↓↓↓
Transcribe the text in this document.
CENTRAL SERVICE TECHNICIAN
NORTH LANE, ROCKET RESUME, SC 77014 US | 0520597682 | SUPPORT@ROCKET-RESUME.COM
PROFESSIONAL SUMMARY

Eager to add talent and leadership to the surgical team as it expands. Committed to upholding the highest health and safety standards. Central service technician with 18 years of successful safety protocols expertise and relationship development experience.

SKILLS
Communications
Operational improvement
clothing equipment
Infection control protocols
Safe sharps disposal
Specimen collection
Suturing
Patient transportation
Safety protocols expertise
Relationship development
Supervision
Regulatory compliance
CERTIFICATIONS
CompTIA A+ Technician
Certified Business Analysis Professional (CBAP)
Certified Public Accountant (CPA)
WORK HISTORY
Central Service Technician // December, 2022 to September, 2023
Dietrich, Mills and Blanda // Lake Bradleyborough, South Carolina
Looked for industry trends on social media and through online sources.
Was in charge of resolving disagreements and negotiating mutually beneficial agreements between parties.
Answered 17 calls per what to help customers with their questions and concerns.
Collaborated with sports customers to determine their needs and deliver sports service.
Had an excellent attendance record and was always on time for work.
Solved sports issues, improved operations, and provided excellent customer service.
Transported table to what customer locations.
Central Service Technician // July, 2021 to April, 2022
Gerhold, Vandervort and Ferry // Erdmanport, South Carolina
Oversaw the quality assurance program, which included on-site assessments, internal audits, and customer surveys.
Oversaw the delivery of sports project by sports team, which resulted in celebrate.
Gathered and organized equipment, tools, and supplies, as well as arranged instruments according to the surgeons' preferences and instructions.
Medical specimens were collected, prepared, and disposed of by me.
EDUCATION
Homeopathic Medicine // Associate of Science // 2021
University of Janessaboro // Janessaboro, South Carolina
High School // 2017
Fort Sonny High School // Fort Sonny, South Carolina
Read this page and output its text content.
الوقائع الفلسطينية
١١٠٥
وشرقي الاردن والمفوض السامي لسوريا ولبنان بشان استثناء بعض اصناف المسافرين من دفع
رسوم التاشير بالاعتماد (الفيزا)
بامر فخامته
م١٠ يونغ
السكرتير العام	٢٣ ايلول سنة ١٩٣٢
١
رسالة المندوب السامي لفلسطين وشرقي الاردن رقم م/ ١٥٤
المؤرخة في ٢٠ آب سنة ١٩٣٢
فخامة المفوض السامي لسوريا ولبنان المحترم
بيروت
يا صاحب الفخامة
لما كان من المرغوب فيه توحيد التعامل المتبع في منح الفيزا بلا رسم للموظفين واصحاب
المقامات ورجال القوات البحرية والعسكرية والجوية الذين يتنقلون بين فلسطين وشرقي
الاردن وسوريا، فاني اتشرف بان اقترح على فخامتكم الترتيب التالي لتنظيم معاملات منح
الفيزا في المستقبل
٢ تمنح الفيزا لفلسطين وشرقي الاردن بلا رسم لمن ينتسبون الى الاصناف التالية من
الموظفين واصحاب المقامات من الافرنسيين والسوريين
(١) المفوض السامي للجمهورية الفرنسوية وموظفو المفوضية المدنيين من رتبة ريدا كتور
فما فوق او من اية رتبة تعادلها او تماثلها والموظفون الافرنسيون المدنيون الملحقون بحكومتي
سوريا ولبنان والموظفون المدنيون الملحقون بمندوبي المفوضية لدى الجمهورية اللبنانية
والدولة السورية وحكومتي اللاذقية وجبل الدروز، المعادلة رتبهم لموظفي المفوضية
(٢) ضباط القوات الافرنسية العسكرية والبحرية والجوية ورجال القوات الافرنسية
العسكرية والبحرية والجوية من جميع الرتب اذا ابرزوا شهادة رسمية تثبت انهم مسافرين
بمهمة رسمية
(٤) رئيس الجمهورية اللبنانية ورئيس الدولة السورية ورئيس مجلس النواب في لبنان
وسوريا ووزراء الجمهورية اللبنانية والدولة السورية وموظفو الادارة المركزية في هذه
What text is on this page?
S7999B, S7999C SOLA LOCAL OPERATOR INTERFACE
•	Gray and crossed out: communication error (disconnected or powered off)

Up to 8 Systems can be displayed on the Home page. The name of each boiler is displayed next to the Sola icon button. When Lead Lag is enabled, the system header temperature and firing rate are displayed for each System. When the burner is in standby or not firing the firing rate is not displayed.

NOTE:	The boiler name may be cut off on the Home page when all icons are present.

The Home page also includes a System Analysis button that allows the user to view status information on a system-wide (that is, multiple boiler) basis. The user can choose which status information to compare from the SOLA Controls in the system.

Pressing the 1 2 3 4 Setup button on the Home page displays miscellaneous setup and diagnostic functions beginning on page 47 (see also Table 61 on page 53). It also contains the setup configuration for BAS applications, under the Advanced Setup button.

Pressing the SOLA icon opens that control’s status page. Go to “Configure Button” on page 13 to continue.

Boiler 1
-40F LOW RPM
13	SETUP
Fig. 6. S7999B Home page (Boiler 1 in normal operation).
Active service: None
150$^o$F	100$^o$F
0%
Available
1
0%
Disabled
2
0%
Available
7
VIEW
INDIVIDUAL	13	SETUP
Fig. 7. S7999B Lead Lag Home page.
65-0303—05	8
↑↑↑
Direction =>
Each line above must be reproduced exactly as it stands.

Exercise response =>
Transcribe the text in this document.
CENTRAL SERVICE TECHNICIAN
NORTH LANE, ROCKET RESUME, SC 77014 US | 0520597682 | SUPPORT@ROCKET-RESUME.COM
PROFESSIONAL SUMMARY

Eager to add talent and leadership to the surgical team as it expands. Committed to upholding the highest health and safety standards. Central service technician with 18 years of successful safety protocols expertise and relationship development experience.

SKILLS
Communications
Operational improvement
clothing equipment
Infection control protocols
Safe sharps disposal
Specimen collection
Suturing
Patient transportation
Safety protocols expertise
Relationship development
Supervision
Regulatory compliance
CERTIFICATIONS
CompTIA A+ Technician
Certified Business Analysis Professional (CBAP)
Certified Public Accountant (CPA)
WORK HISTORY
Central Service Technician // December, 2022 to September, 2023
Dietrich, Mills and Blanda // Lake Bradleyborough, South Carolina
Looked for industry trends on social media and through online sources.
Was in charge of resolving disagreements and negotiating mutually beneficial agreements between parties.
Answered 17 calls per what to help customers with their questions and concerns.
Collaborated with sports customers to determine their needs and deliver sports service.
Had an excellent attendance record and was always on time for work.
Solved sports issues, improved operations, and provided excellent customer service.
Transported table to what customer locations.
Central Service Technician // July, 2021 to April, 2022
Gerhold, Vandervort and Ferry // Erdmanport, South Carolina
Oversaw the quality assurance program, which included on-site assessments, internal audits, and customer surveys.
Oversaw the delivery of sports project by sports team, which resulted in celebrate.
Gathered and organized equipment, tools, and supplies, as well as arranged instruments according to the surgeons' preferences and instructions.
Medical specimens were collected, prepared, and disposed of by me.
EDUCATION
Homeopathic Medicine // Associate of Science // 2021
University of Janessaboro // Janessaboro, South Carolina
High School // 2017
Fort Sonny High School // Fort Sonny, South Carolina
Read this page and output its text content.
الوقائع الفلسطينية
١١٠٥
وشرقي الاردن والمفوض السامي لسوريا ولبنان بشان استثناء بعض اصناف المسافرين من دفع
رسوم التاشير بالاعتماد (الفيزا)
بامر فخامته
م١٠ يونغ
السكرتير العام	٢٣ ايلول سنة ١٩٣٢
١
رسالة المندوب السامي لفلسطين وشرقي الاردن رقم م/ ١٥٤
المؤرخة في ٢٠ آب سنة ١٩٣٢
فخامة المفوض السامي لسوريا ولبنان المحترم
بيروت
يا صاحب الفخامة
لما كان من المرغوب فيه توحيد التعامل المتبع في منح الفيزا بلا رسم للموظفين واصحاب
المقامات ورجال القوات البحرية والعسكرية والجوية الذين يتنقلون بين فلسطين وشرقي
الاردن وسوريا، فاني اتشرف بان اقترح على فخامتكم الترتيب التالي لتنظيم معاملات منح
الفيزا في المستقبل
٢ تمنح الفيزا لفلسطين وشرقي الاردن بلا رسم لمن ينتسبون الى الاصناف التالية من
الموظفين واصحاب المقامات من الافرنسيين والسوريين
(١) المفوض السامي للجمهورية الفرنسوية وموظفو المفوضية المدنيين من رتبة ريدا كتور
فما فوق او من اية رتبة تعادلها او تماثلها والموظفون الافرنسيون المدنيون الملحقون بحكومتي
سوريا ولبنان والموظفون المدنيون الملحقون بمندوبي المفوضية لدى الجمهورية اللبنانية
والدولة السورية وحكومتي اللاذقية وجبل الدروز، المعادلة رتبهم لموظفي المفوضية
(٢) ضباط القوات الافرنسية العسكرية والبحرية والجوية ورجال القوات الافرنسية
العسكرية والبحرية والجوية من جميع الرتب اذا ابرزوا شهادة رسمية تثبت انهم مسافرين
بمهمة رسمية
(٤) رئيس الجمهورية اللبنانية ورئيس الدولة السورية ورئيس مجلس النواب في لبنان
وسوريا ووزراء الجمهورية اللبنانية والدولة السورية وموظفو الادارة المركزية في هذه
What text is on this page?
S7999B, S7999C SOLA LOCAL OPERATOR INTERFACE
•	Gray and crossed out: communication error (disconnected or powered off)

Up to 8 Systems can be displayed on the Home page. The name of each boiler is displayed next to the Sola icon button. When Lead Lag is enabled, the system header temperature and firing rate are displayed for each System. When the burner is in standby or not firing the firing rate is not displayed.

NOTE:	The boiler name may be cut off on the Home page when all icons are present.

The Home page also includes a System Analysis button that allows the user to view status information on a system-wide (that is, multiple boiler) basis. The user can choose which status information to compare from the SOLA Controls in the system.

Pressing the 1 2 3 4 Setup button on the Home page displays miscellaneous setup and diagnostic functions beginning on page 47 (see also Table 61 on page 53). It also contains the setup configuration for BAS applications, under the Advanced Setup button.

Pressing the SOLA icon opens that control’s status page. Go to “Configure Button” on page 13 to continue.

Boiler 1
-40F LOW RPM
13	SETUP
Fig. 6. S7999B Home page (Boiler 1 in normal operation).
Active service: None
150$^o$F	100$^o$F
0%
Available
1
0%
Disabled
2
0%
Available
7
VIEW
INDIVIDUAL	13	SETUP
Fig. 7. S7999B Lead Lag Home page.
65-0303—05	8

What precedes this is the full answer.